Review: Structure Sensor

I give this Scanner an 9.1 out of 10

Who is it for? Architects, Software Developers and anyone jumping into the world of 3D scanning.

When I first picked up the Structure Sensor, the first thought that went through my head was, “What is with the iPad?” When I explored the Occipital website though, I found that Occipital has made the first 3D scanner for mobile devices. This small gadget, which clips onto an iPad, provides depth information for 3D scanning. It does this by projecting an array of dots onto the object in front of it, and based on how far away the dots are from it, forms a digital mesh. This method can help it act as a 3D scanner, architectural aid, 3D mapper, or virtual reality gaming device. I’ve found this process to work very well, even on my iPad Mini. As I mentioned earlier, by default the Structure Sensor does all it’s processing on the iPad itself, however you do have the option to do the processing on a computer with Occipital’s Skanect ($129) if the iPads processing isn’t fast enough for you.  Skanect also offers a free trial, and a touch up option to fix any minor holes you may find in your scan (more on this later).

In the beginning, I said that this 3D scanner was for anyone ready to jump into the world of 3D scanning, well there is one catch. The Structure Sensor alone is $379, which is expensive enough on it’s own, but if you add in the cost of an iPad + the cost of Skanect (optional) you could be looking at a price of around $900. But if you are willing to buy it, you can purchase the Structure Sensor here. Other then the price though, this truly is a ready to use 3D scanner.

--- TO-DO LIST ---
a. Translate this sentence from the Structure Sensor review into Spanish: "This small gadget, which clips onto an iPad, provides depth information for 3D scanning."
b. Return the passage of the Structure Sensor review from "Review: Structure Sensor" up to and including "of 3D scanning.", copied word for word.

--- COLLECTED MATERIAL ---
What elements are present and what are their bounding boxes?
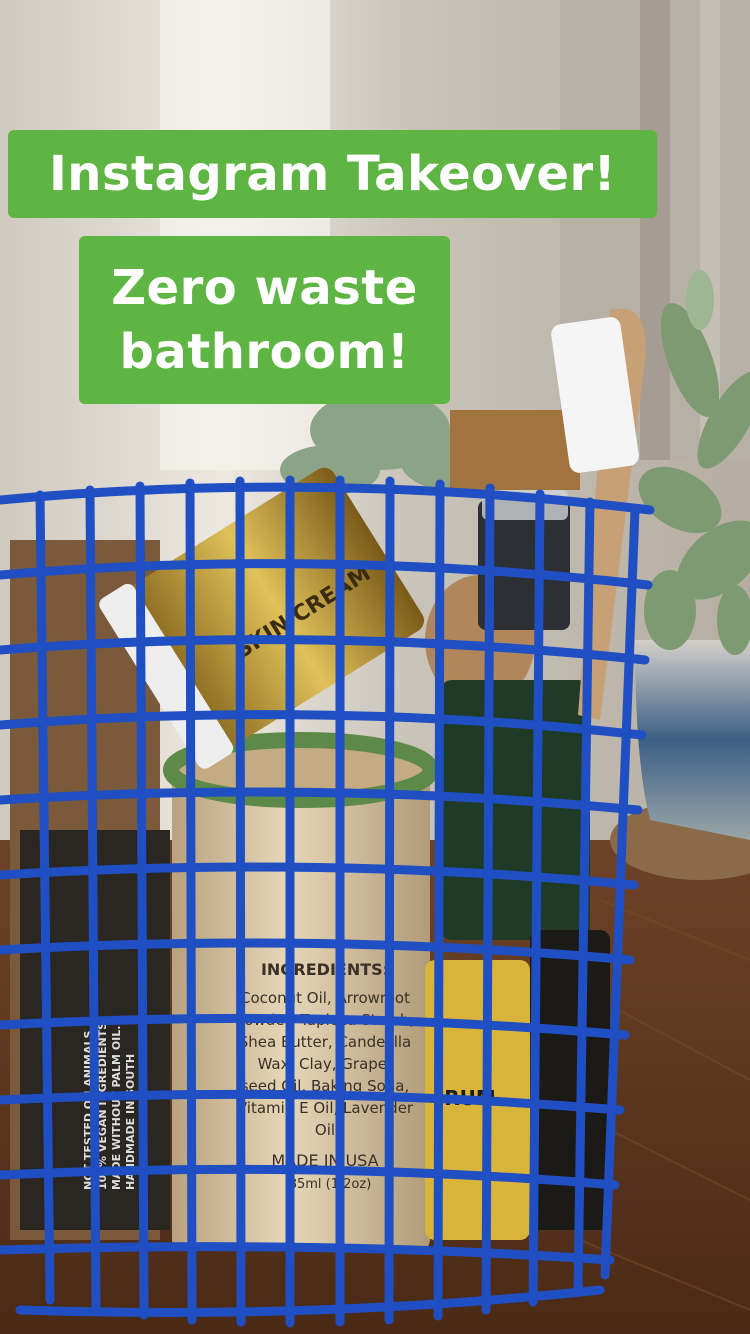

--- PER-TASK OUTPUTS ---
a. Este pequeño dispositivo, que se acopla a un iPad, proporciona información de profundidad para el escaneo 3D.

b.
Review: Structure Sensor

I give this Scanner an 9.1 out of 10

Who is it for? Architects, Software Developers and anyone jumping into the world of 3D scanning.